# [To do]
Skip the pictures. Transcribe the rest of the data below without changing a word.

___ Data supplied

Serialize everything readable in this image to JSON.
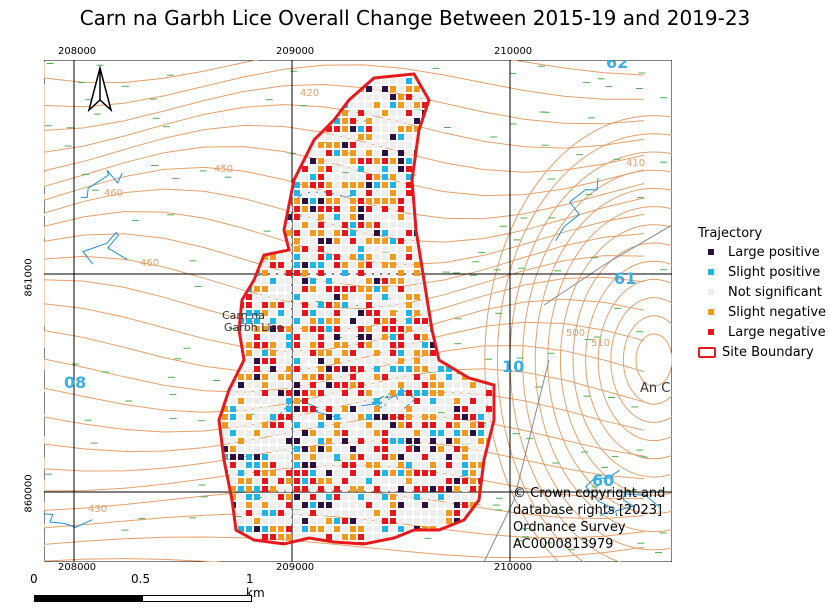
{
  "title": "Carn na Garbh Lice Overall Change Between 2015-19 and 2019-23",
  "grid": {
    "easting_labels_top": [
      "208000",
      "209000",
      "210000"
    ],
    "easting_labels_bottom": [
      "208000",
      "209000",
      "210000"
    ],
    "northing_labels": [
      "861000",
      "860000"
    ]
  },
  "map_text": {
    "contours": [
      "420",
      "410",
      "460",
      "450",
      "460",
      "500",
      "510",
      "430"
    ],
    "grid_numbers": [
      "62",
      "61",
      "10",
      "08",
      "60"
    ],
    "place_name_1": "Carn na",
    "place_name_2": "Garbh Lice",
    "place_right": "An C"
  },
  "legend": {
    "title": "Trajectory",
    "items": [
      {
        "label": "Large positive",
        "color": "#2b0f3f"
      },
      {
        "label": "Slight positive",
        "color": "#1fb5e8"
      },
      {
        "label": "Not significant",
        "color": "#eeeeee"
      },
      {
        "label": "Slight negative",
        "color": "#f39a1d"
      },
      {
        "label": "Large negative",
        "color": "#e8141c"
      }
    ],
    "boundary_label": "Site Boundary",
    "boundary_color": "#e41a1c"
  },
  "scale": {
    "labels": [
      "0",
      "0.5",
      "1 km"
    ]
  },
  "copyright": [
    "© Crown copyright and",
    "database rights [2023]",
    "Ordnance Survey",
    "AC0000813979"
  ]
}
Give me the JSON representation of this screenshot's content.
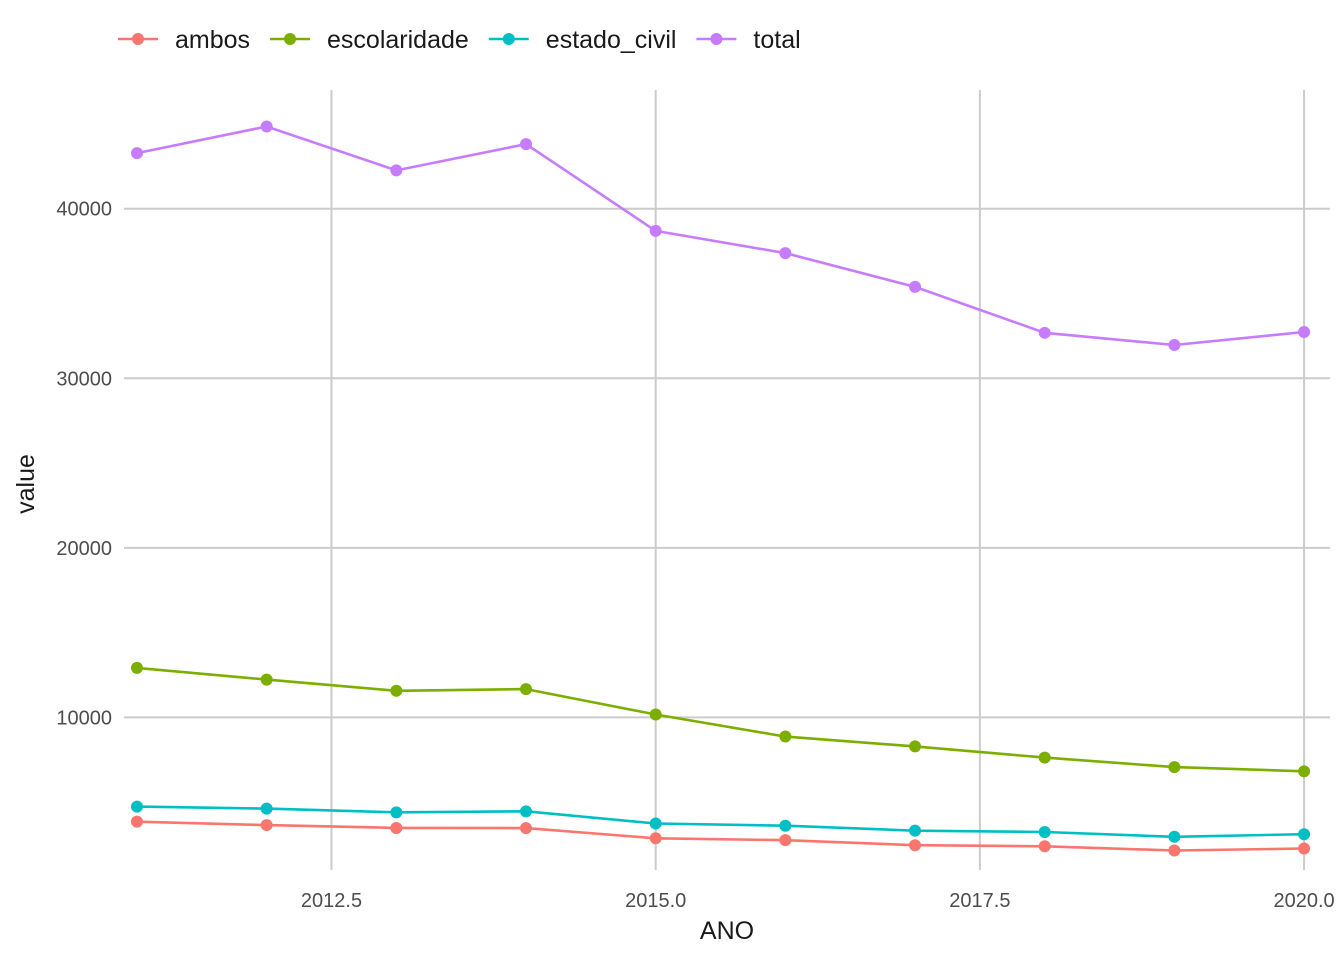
{
  "chart_data": {
    "type": "line",
    "xlabel": "ANO",
    "ylabel": "value",
    "x": [
      2011,
      2012,
      2013,
      2014,
      2015,
      2016,
      2017,
      2018,
      2019,
      2020
    ],
    "xlim": [
      2010.9,
      2020.2
    ],
    "ylim": [
      1000,
      47000
    ],
    "x_ticks": [
      2012.5,
      2015.0,
      2017.5,
      2020.0
    ],
    "x_tick_labels": [
      "2012.5",
      "2015.0",
      "2017.5",
      "2020.0"
    ],
    "y_ticks": [
      10000,
      20000,
      30000,
      40000
    ],
    "y_tick_labels": [
      "10000",
      "20000",
      "30000",
      "40000"
    ],
    "grid": true,
    "legend_position": "top-left",
    "series": [
      {
        "name": "ambos",
        "color": "#F8766D",
        "values": [
          3850,
          3650,
          3480,
          3470,
          2870,
          2760,
          2460,
          2400,
          2150,
          2270
        ]
      },
      {
        "name": "escolaridade",
        "color": "#7CAE00",
        "values": [
          12920,
          12230,
          11570,
          11670,
          10170,
          8870,
          8290,
          7630,
          7070,
          6820
        ]
      },
      {
        "name": "estado_civil",
        "color": "#00BFC4",
        "values": [
          4740,
          4620,
          4400,
          4460,
          3740,
          3610,
          3320,
          3240,
          2960,
          3110
        ]
      },
      {
        "name": "total",
        "color": "#C77CFF",
        "values": [
          43280,
          44850,
          42260,
          43810,
          38690,
          37380,
          35390,
          32680,
          31960,
          32730
        ]
      }
    ]
  }
}
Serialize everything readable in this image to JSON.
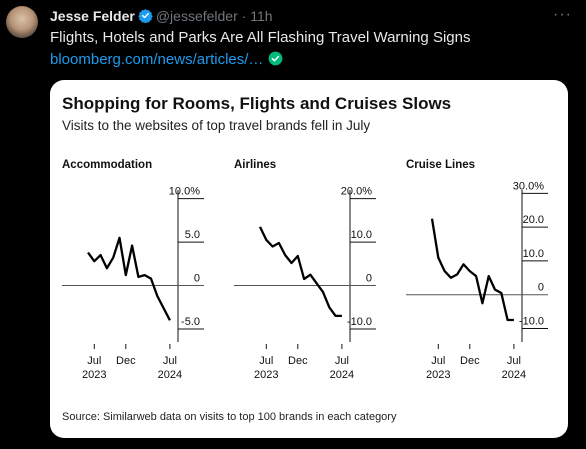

______

# [Solution]
Serialize everything readable in this image to JSON.
{
  "title": "Carn na Garbh Lice Overall Change Between 2015-19 and 2019-23",
  "grid": {
    "easting_labels_top": [
      "208000",
      "209000",
      "210000"
    ],
    "easting_labels_bottom": [
      "208000",
      "209000",
      "210000"
    ],
    "northing_labels": [
      "861000",
      "860000"
    ]
  },
  "map_text": {
    "contours": [
      "420",
      "410",
      "460",
      "450",
      "460",
      "500",
      "510",
      "430"
    ],
    "grid_numbers": [
      "62",
      "61",
      "10",
      "08",
      "60"
    ],
    "place_name_1": "Carn na",
    "place_name_2": "Garbh Lice",
    "place_right": "An C"
  },
  "legend": {
    "title": "Trajectory",
    "items": [
      {
        "label": "Large positive",
        "color": "#2b0f3f"
      },
      {
        "label": "Slight positive",
        "color": "#1fb5e8"
      },
      {
        "label": "Not significant",
        "color": "#eeeeee"
      },
      {
        "label": "Slight negative",
        "color": "#f39a1d"
      },
      {
        "label": "Large negative",
        "color": "#e8141c"
      }
    ],
    "boundary_label": "Site Boundary",
    "boundary_color": "#e41a1c"
  },
  "scale": {
    "labels": [
      "0",
      "0.5",
      "1 km"
    ]
  },
  "copyright": [
    "© Crown copyright and",
    "database rights [2023]",
    "Ordnance Survey",
    "AC0000813979"
  ]
}
Give me the JSON representation of this screenshot's content.
{
  "chart_data": {
    "type": "line",
    "xlabel": "ANO",
    "ylabel": "value",
    "x": [
      2011,
      2012,
      2013,
      2014,
      2015,
      2016,
      2017,
      2018,
      2019,
      2020
    ],
    "xlim": [
      2010.9,
      2020.2
    ],
    "ylim": [
      1000,
      47000
    ],
    "x_ticks": [
      2012.5,
      2015.0,
      2017.5,
      2020.0
    ],
    "x_tick_labels": [
      "2012.5",
      "2015.0",
      "2017.5",
      "2020.0"
    ],
    "y_ticks": [
      10000,
      20000,
      30000,
      40000
    ],
    "y_tick_labels": [
      "10000",
      "20000",
      "30000",
      "40000"
    ],
    "grid": true,
    "legend_position": "top-left",
    "series": [
      {
        "name": "ambos",
        "color": "#F8766D",
        "values": [
          3850,
          3650,
          3480,
          3470,
          2870,
          2760,
          2460,
          2400,
          2150,
          2270
        ]
      },
      {
        "name": "escolaridade",
        "color": "#7CAE00",
        "values": [
          12920,
          12230,
          11570,
          11670,
          10170,
          8870,
          8290,
          7630,
          7070,
          6820
        ]
      },
      {
        "name": "estado_civil",
        "color": "#00BFC4",
        "values": [
          4740,
          4620,
          4400,
          4460,
          3740,
          3610,
          3320,
          3240,
          2960,
          3110
        ]
      },
      {
        "name": "total",
        "color": "#C77CFF",
        "values": [
          43280,
          44850,
          42260,
          43810,
          38690,
          37380,
          35390,
          32680,
          31960,
          32730
        ]
      }
    ]
  }
}
Serialize everything readable in this image to JSON.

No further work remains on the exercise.